Exercise
Gather from the listing below each line that includes the word "this", and copy it.

Listing
-=-=-
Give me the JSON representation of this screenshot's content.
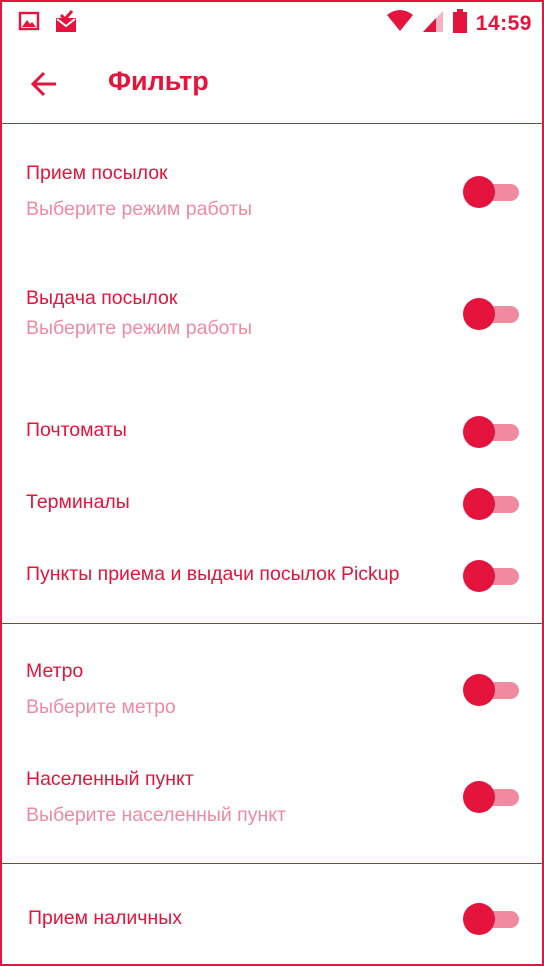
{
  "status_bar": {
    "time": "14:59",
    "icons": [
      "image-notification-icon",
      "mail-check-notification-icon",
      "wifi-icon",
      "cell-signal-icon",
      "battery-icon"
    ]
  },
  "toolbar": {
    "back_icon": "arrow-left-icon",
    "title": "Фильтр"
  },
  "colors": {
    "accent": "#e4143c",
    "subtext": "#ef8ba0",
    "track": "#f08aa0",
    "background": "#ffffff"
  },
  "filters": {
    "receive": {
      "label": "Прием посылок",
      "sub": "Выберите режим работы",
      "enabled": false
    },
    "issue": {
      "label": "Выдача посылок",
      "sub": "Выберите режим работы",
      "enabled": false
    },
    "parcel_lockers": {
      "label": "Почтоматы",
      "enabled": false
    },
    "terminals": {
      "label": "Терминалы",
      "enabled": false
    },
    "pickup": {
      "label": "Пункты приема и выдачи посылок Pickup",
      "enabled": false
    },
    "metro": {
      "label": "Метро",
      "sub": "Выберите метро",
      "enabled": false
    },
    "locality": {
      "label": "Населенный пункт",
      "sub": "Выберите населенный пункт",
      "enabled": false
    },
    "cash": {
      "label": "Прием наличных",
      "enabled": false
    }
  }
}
-=-=-
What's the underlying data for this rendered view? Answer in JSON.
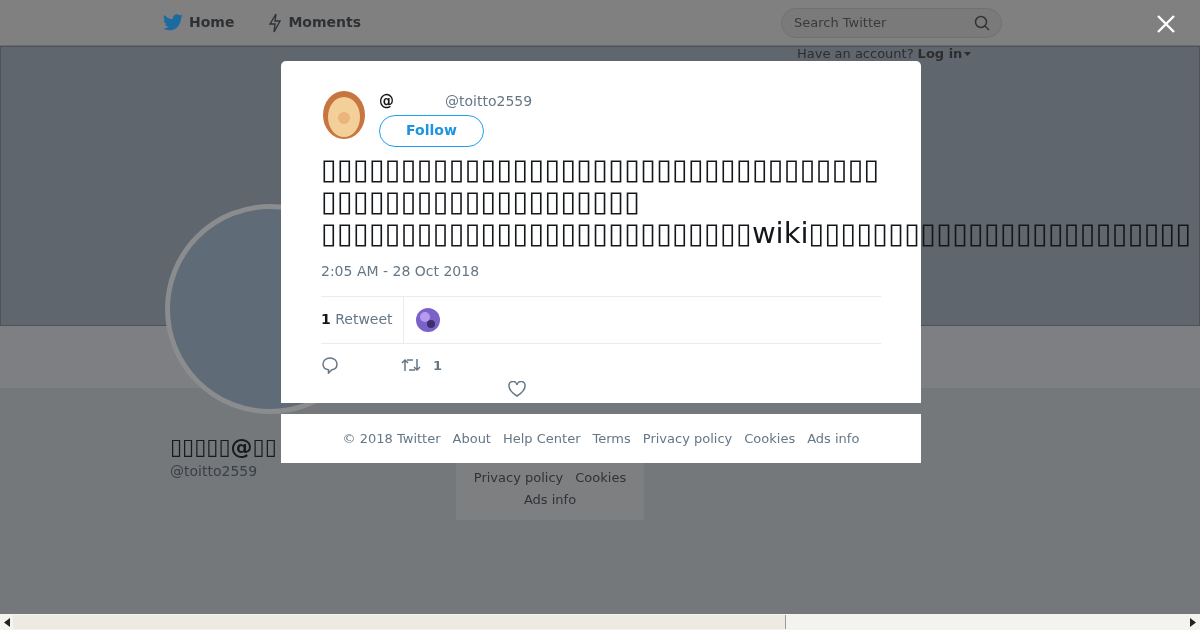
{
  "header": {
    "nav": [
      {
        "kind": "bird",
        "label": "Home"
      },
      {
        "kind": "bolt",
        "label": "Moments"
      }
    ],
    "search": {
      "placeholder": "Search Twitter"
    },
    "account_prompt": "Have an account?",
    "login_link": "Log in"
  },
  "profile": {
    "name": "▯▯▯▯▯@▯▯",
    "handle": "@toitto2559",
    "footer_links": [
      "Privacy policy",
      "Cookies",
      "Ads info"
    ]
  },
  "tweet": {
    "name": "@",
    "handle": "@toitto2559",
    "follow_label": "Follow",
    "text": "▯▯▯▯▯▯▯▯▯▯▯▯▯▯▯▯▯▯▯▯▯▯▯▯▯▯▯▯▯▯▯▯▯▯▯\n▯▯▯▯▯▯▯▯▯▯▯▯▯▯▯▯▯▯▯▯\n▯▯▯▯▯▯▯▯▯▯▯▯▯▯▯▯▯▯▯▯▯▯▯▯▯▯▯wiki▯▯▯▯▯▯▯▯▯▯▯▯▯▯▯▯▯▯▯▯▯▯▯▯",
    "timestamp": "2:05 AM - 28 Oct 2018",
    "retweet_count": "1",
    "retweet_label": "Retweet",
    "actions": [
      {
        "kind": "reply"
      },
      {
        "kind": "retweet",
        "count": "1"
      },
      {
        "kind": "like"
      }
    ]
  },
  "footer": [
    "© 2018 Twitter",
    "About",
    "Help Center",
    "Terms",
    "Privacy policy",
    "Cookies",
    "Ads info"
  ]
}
-=-=-
Exercise answer
Give me the JSON representation of this screenshot's content.
What's the underlying data for this rendered view? Answer in JSON.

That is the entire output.